*Short task*. Write every line of the material out exactly as shown.

....................

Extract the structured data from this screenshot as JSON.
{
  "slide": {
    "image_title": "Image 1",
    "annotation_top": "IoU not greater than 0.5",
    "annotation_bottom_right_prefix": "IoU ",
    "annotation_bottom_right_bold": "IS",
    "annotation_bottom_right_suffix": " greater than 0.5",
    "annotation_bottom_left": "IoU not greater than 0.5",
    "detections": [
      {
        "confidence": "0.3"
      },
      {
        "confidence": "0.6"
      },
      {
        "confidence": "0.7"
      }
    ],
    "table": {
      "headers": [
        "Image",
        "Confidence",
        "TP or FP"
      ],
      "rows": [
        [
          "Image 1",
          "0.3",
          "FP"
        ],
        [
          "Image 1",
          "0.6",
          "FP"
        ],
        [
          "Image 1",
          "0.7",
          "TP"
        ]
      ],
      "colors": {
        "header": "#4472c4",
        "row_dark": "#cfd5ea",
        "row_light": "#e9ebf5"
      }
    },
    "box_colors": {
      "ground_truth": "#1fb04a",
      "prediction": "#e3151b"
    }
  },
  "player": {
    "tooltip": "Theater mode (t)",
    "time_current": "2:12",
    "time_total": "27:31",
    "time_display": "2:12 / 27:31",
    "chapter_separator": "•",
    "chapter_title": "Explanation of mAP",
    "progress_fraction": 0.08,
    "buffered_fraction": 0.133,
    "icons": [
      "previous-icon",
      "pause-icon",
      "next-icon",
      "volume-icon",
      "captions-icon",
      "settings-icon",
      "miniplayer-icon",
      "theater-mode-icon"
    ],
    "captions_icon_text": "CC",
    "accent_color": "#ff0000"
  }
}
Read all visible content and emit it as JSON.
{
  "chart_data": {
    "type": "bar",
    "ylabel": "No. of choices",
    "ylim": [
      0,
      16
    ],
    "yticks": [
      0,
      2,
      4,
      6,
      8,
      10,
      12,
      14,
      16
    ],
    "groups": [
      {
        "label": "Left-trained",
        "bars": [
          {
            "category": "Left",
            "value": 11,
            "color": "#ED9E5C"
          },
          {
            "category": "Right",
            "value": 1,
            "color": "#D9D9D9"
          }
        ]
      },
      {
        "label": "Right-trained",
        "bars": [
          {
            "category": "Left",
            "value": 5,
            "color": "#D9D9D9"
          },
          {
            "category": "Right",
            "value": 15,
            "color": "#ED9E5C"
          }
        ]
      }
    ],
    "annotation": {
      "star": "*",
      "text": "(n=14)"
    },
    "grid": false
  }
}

....................

*Solution*.
Extract the structured data from this screenshot as JSON.
{
  "slide": {
    "image_title": "Image 1",
    "annotation_top": "IoU not greater than 0.5",
    "annotation_bottom_right_prefix": "IoU ",
    "annotation_bottom_right_bold": "IS",
    "annotation_bottom_right_suffix": " greater than 0.5",
    "annotation_bottom_left": "IoU not greater than 0.5",
    "detections": [
      {
        "confidence": "0.3"
      },
      {
        "confidence": "0.6"
      },
      {
        "confidence": "0.7"
      }
    ],
    "table": {
      "headers": [
        "Image",
        "Confidence",
        "TP or FP"
      ],
      "rows": [
        [
          "Image 1",
          "0.3",
          "FP"
        ],
        [
          "Image 1",
          "0.6",
          "FP"
        ],
        [
          "Image 1",
          "0.7",
          "TP"
        ]
      ],
      "colors": {
        "header": "#4472c4",
        "row_dark": "#cfd5ea",
        "row_light": "#e9ebf5"
      }
    },
    "box_colors": {
      "ground_truth": "#1fb04a",
      "prediction": "#e3151b"
    }
  },
  "player": {
    "tooltip": "Theater mode (t)",
    "time_current": "2:12",
    "time_total": "27:31",
    "time_display": "2:12 / 27:31",
    "chapter_separator": "•",
    "chapter_title": "Explanation of mAP",
    "progress_fraction": 0.08,
    "buffered_fraction": 0.133,
    "icons": [
      "previous-icon",
      "pause-icon",
      "next-icon",
      "volume-icon",
      "captions-icon",
      "settings-icon",
      "miniplayer-icon",
      "theater-mode-icon"
    ],
    "captions_icon_text": "CC",
    "accent_color": "#ff0000"
  }
}
Read all visible content and emit it as JSON.
{
  "chart_data": {
    "type": "bar",
    "ylabel": "No. of choices",
    "ylim": [
      0,
      16
    ],
    "yticks": [
      0,
      2,
      4,
      6,
      8,
      10,
      12,
      14,
      16
    ],
    "groups": [
      {
        "label": "Left-trained",
        "bars": [
          {
            "category": "Left",
            "value": 11,
            "color": "#ED9E5C"
          },
          {
            "category": "Right",
            "value": 1,
            "color": "#D9D9D9"
          }
        ]
      },
      {
        "label": "Right-trained",
        "bars": [
          {
            "category": "Left",
            "value": 5,
            "color": "#D9D9D9"
          },
          {
            "category": "Right",
            "value": 15,
            "color": "#ED9E5C"
          }
        ]
      }
    ],
    "annotation": {
      "star": "*",
      "text": "(n=14)"
    },
    "grid": false
  }
}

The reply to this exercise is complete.